Your task
Leave out the pictures and copy the remaining records exactly.

Records from a collection
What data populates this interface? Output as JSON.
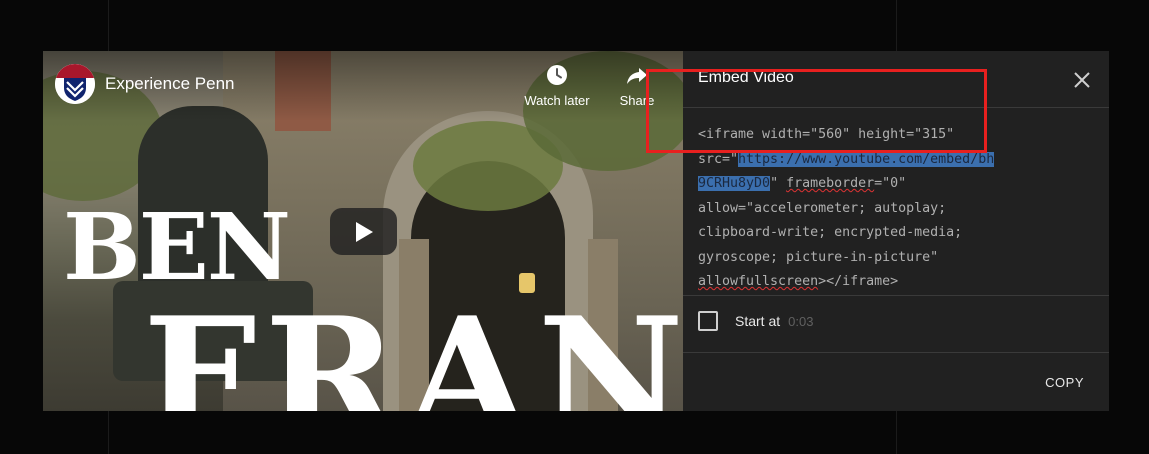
{
  "video": {
    "channel_title": "Experience Penn",
    "overlay_text_line1": "BEN",
    "overlay_text_line2": "FRAN",
    "watch_later_label": "Watch later",
    "share_label": "Share",
    "icons": [
      "clock-icon",
      "share-arrow-icon",
      "play-icon",
      "penn-shield-icon"
    ]
  },
  "embed_panel": {
    "title": "Embed Video",
    "code_lines": [
      {
        "pre": "<iframe width=\"560\" height=\"315\"",
        "hl": "",
        "post": ""
      },
      {
        "pre": "src=\"",
        "hl": "https://www.youtube.com/embed/bh",
        "post": ""
      },
      {
        "pre": "",
        "hl": "9CRHu8yD0",
        "post": "\" ",
        "squig": "frameborder",
        "tail": "=\"0\""
      },
      {
        "pre": "allow=\"accelerometer; autoplay;",
        "hl": "",
        "post": ""
      },
      {
        "pre": "clipboard-write; encrypted-media;",
        "hl": "",
        "post": ""
      },
      {
        "pre": "gyroscope; picture-in-picture\"",
        "hl": "",
        "post": ""
      },
      {
        "pre": "",
        "hl": "",
        "post": "",
        "squig": "allowfullscreen",
        "tail": "></iframe>"
      }
    ],
    "start_at_label": "Start at",
    "start_at_time": "0:03",
    "start_at_checked": false,
    "copy_label": "COPY"
  },
  "colors": {
    "panel_bg": "#212121",
    "highlight": "#3b6fae",
    "annotation_box": "#e8201f"
  }
}
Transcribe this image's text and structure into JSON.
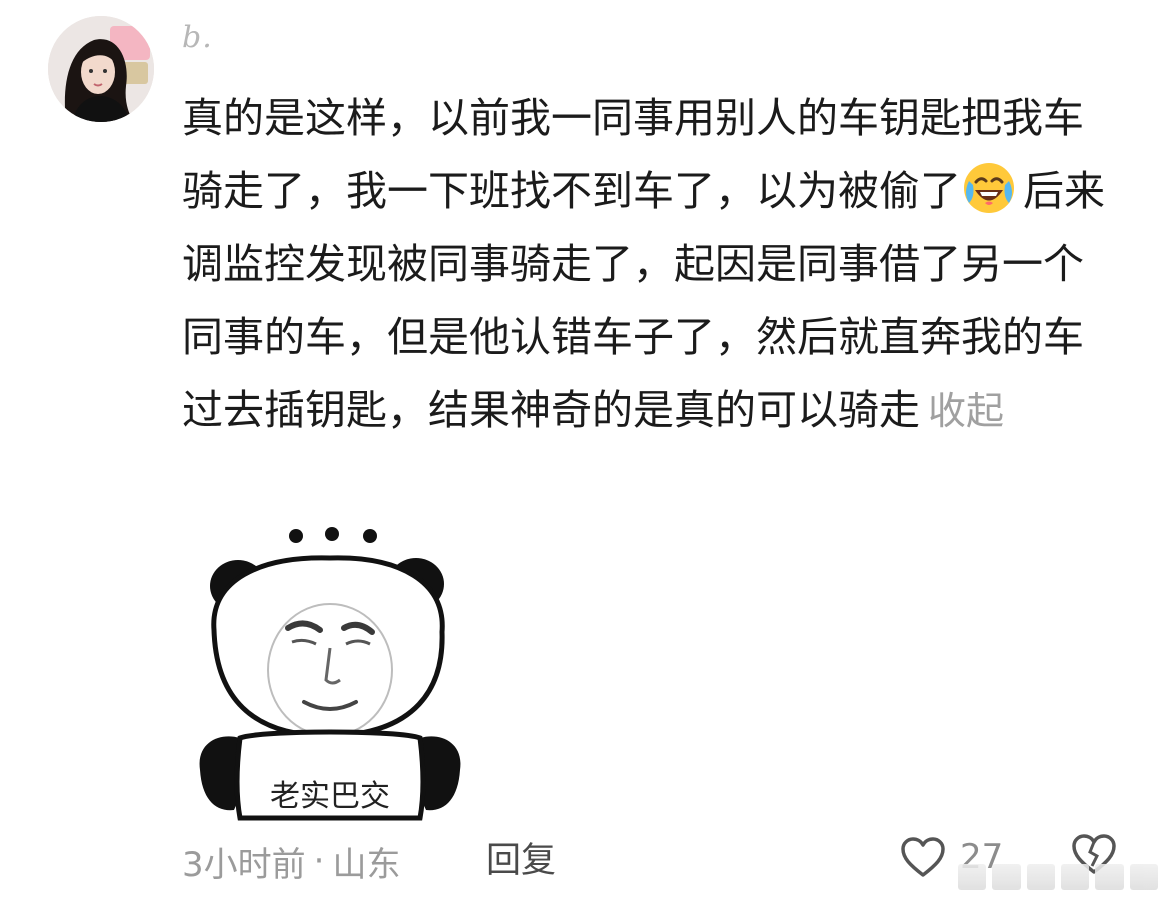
{
  "comment": {
    "username": "b.",
    "body": "真的是这样，以前我一同事用别人的车钥匙把我车骑走了，我一下班找不到车了，以为被偷了",
    "emoji": "face-with-tears-of-joy-icon",
    "body_continued": "后来调监控发现被同事骑走了，起因是同事借了另一个同事的车，但是他认错车子了，然后就直奔我的车过去插钥匙，结果神奇的是真的可以骑走",
    "collapse_label": "收起",
    "sticker": {
      "name": "panda-meme-sticker",
      "caption": "老实巴交"
    },
    "time": "3小时前",
    "separator": "·",
    "location": "山东",
    "reply_label": "回复",
    "like_count": "27"
  },
  "colors": {
    "text": "#1b1b1b",
    "muted": "#9b9b9b",
    "collapse": "#a0a0a0",
    "username": "#b7b7b7"
  }
}
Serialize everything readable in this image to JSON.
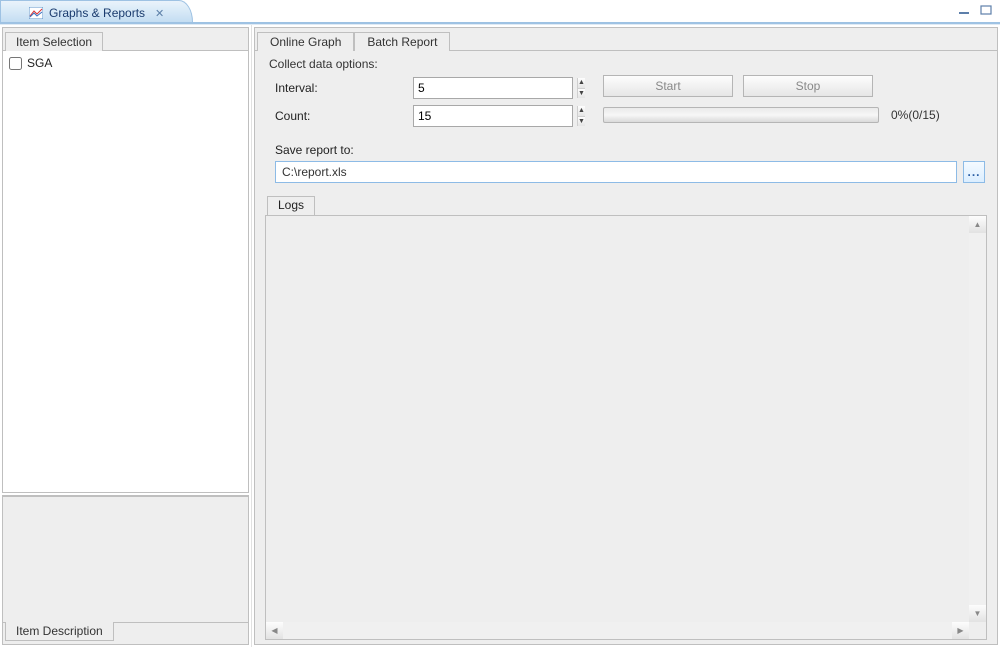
{
  "view_tab": {
    "title": "Graphs & Reports"
  },
  "left": {
    "item_selection_label": "Item Selection",
    "tree_items": [
      {
        "label": "SGA",
        "checked": false
      }
    ],
    "item_description_label": "Item Description"
  },
  "right": {
    "tabs": {
      "online_graph": "Online Graph",
      "batch_report": "Batch Report",
      "active": "batch_report"
    },
    "collect": {
      "group_label": "Collect data options:",
      "interval_label": "Interval:",
      "interval_value": "5",
      "count_label": "Count:",
      "count_value": "15",
      "start_label": "Start",
      "stop_label": "Stop",
      "progress_text": "0%(0/15)"
    },
    "save": {
      "label": "Save report to:",
      "path": "C:\\report.xls",
      "browse_label": "..."
    },
    "logs": {
      "tab_label": "Logs"
    }
  }
}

Answer in full
What data populates this interface? Output as JSON.
{
  "video": {
    "channel_title": "Experience Penn",
    "overlay_text_line1": "BEN",
    "overlay_text_line2": "FRAN",
    "watch_later_label": "Watch later",
    "share_label": "Share",
    "icons": [
      "clock-icon",
      "share-arrow-icon",
      "play-icon",
      "penn-shield-icon"
    ]
  },
  "embed_panel": {
    "title": "Embed Video",
    "code_lines": [
      {
        "pre": "<iframe width=\"560\" height=\"315\"",
        "hl": "",
        "post": ""
      },
      {
        "pre": "src=\"",
        "hl": "https://www.youtube.com/embed/bh",
        "post": ""
      },
      {
        "pre": "",
        "hl": "9CRHu8yD0",
        "post": "\" ",
        "squig": "frameborder",
        "tail": "=\"0\""
      },
      {
        "pre": "allow=\"accelerometer; autoplay;",
        "hl": "",
        "post": ""
      },
      {
        "pre": "clipboard-write; encrypted-media;",
        "hl": "",
        "post": ""
      },
      {
        "pre": "gyroscope; picture-in-picture\"",
        "hl": "",
        "post": ""
      },
      {
        "pre": "",
        "hl": "",
        "post": "",
        "squig": "allowfullscreen",
        "tail": "></iframe>"
      }
    ],
    "start_at_label": "Start at",
    "start_at_time": "0:03",
    "start_at_checked": false,
    "copy_label": "COPY"
  },
  "colors": {
    "panel_bg": "#212121",
    "highlight": "#3b6fae",
    "annotation_box": "#e8201f"
  }
}
Transcribe this image's text and structure into JSON.
{
  "comment": {
    "username": "b.",
    "body": "真的是这样，以前我一同事用别人的车钥匙把我车骑走了，我一下班找不到车了，以为被偷了",
    "emoji": "face-with-tears-of-joy-icon",
    "body_continued": "后来调监控发现被同事骑走了，起因是同事借了另一个同事的车，但是他认错车子了，然后就直奔我的车过去插钥匙，结果神奇的是真的可以骑走",
    "collapse_label": "收起",
    "sticker": {
      "name": "panda-meme-sticker",
      "caption": "老实巴交"
    },
    "time": "3小时前",
    "separator": "·",
    "location": "山东",
    "reply_label": "回复",
    "like_count": "27"
  },
  "colors": {
    "text": "#1b1b1b",
    "muted": "#9b9b9b",
    "collapse": "#a0a0a0",
    "username": "#b7b7b7"
  }
}
Serialize everything readable in this image to JSON.
{
  "view_tab": {
    "title": "Graphs & Reports"
  },
  "left": {
    "item_selection_label": "Item Selection",
    "tree_items": [
      {
        "label": "SGA",
        "checked": false
      }
    ],
    "item_description_label": "Item Description"
  },
  "right": {
    "tabs": {
      "online_graph": "Online Graph",
      "batch_report": "Batch Report",
      "active": "batch_report"
    },
    "collect": {
      "group_label": "Collect data options:",
      "interval_label": "Interval:",
      "interval_value": "5",
      "count_label": "Count:",
      "count_value": "15",
      "start_label": "Start",
      "stop_label": "Stop",
      "progress_text": "0%(0/15)"
    },
    "save": {
      "label": "Save report to:",
      "path": "C:\\report.xls",
      "browse_label": "..."
    },
    "logs": {
      "tab_label": "Logs"
    }
  }
}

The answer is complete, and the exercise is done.